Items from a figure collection
--- Start ---
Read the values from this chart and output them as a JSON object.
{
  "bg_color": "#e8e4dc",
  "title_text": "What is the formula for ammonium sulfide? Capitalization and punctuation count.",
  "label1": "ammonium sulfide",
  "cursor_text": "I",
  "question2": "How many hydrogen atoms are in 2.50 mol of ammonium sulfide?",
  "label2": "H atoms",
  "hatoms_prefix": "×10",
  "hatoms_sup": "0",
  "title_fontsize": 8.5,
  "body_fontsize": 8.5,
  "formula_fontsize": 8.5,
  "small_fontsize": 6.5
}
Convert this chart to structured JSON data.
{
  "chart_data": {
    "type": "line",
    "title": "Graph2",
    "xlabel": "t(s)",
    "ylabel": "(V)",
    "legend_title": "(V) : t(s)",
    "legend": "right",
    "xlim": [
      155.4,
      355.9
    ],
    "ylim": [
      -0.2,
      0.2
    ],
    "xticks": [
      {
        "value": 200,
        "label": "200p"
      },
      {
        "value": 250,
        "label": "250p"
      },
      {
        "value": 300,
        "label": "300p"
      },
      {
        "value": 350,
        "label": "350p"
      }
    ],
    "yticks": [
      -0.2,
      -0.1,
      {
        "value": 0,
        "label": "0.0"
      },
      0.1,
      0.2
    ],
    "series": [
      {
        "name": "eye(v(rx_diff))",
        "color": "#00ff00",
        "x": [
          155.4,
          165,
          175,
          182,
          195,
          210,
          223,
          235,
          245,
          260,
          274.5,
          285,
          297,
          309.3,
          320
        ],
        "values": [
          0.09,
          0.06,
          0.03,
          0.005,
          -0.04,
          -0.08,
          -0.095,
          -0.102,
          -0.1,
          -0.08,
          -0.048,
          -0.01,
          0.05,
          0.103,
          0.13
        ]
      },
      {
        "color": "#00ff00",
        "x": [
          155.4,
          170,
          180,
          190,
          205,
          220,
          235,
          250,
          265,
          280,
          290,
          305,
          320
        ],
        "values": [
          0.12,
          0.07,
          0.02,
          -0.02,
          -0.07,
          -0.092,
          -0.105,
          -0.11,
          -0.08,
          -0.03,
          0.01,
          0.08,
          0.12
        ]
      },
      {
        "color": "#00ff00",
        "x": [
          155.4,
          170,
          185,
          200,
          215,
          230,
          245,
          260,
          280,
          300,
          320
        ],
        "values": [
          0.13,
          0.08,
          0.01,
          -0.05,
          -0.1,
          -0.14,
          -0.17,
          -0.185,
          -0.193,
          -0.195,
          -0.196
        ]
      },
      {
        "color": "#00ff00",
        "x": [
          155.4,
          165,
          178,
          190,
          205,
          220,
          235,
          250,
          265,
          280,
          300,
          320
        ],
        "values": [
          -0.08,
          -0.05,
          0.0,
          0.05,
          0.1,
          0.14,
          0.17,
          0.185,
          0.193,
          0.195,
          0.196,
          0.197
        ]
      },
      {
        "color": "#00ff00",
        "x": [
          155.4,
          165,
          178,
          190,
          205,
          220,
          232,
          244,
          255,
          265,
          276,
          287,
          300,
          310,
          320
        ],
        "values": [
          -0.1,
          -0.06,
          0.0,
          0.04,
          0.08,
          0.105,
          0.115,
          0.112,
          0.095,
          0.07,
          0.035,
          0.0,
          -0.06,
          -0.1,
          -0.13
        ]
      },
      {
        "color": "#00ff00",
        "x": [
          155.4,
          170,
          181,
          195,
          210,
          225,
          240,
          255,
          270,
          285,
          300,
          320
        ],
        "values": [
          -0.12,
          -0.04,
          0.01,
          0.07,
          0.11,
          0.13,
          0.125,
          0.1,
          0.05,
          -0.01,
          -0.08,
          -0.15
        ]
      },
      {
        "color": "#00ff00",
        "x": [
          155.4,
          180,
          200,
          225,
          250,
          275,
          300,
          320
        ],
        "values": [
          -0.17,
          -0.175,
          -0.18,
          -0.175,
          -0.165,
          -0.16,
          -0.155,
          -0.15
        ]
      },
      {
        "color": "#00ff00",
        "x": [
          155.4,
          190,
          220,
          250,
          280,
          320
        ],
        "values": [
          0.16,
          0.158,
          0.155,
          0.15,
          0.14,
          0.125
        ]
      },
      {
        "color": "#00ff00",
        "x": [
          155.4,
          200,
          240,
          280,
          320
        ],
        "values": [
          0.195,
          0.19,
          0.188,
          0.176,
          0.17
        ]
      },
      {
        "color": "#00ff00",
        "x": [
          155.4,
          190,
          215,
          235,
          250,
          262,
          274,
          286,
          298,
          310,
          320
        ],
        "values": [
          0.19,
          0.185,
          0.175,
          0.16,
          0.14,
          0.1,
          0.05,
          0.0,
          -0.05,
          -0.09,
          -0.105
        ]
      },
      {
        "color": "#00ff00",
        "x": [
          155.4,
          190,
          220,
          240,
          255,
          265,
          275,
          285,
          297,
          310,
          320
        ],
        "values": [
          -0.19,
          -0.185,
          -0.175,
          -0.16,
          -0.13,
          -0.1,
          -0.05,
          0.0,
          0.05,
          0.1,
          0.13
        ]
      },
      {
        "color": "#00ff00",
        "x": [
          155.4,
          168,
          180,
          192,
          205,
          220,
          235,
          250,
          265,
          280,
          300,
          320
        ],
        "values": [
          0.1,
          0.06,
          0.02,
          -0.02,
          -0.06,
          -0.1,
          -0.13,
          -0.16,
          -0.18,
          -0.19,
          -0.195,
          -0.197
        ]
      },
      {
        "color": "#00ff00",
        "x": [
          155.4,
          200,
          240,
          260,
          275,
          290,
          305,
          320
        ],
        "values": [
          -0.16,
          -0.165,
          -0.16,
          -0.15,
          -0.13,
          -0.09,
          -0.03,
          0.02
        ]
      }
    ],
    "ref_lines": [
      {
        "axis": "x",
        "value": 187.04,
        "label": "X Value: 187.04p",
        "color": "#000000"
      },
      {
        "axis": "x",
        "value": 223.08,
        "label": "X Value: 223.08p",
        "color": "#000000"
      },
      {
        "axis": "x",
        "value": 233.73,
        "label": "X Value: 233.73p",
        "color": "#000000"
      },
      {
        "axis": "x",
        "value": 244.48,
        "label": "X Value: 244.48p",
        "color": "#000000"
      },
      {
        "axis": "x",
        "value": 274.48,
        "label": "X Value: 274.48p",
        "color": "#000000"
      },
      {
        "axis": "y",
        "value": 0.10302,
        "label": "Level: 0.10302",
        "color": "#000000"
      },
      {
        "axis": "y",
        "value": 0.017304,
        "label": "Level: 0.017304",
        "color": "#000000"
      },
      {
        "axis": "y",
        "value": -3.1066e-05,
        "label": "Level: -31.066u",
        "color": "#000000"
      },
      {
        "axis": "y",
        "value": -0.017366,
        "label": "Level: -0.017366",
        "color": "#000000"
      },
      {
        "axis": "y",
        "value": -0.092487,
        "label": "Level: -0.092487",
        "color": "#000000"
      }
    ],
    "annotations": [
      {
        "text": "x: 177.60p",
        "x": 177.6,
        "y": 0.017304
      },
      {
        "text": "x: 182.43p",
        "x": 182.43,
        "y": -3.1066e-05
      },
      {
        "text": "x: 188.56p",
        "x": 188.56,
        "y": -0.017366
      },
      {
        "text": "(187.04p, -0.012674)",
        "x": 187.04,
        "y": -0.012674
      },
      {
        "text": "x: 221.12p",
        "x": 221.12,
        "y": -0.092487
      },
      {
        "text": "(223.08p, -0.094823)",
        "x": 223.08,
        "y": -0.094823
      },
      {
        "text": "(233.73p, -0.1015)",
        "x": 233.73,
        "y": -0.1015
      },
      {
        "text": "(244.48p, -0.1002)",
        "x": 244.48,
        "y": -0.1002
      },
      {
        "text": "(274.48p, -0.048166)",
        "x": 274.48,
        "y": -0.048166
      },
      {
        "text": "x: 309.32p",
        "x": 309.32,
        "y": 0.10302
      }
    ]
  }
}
--- End ---
— WRITTEN PROBLEM —
Which lines include the word "Level"? Copy every one of them.

— ANSWER IN FULL —
        "label": "Level: 0.10302",
        "label": "Level: 0.017304",
        "label": "Level: -31.066u",
        "label": "Level: -0.017366",
        "label": "Level: -0.092487",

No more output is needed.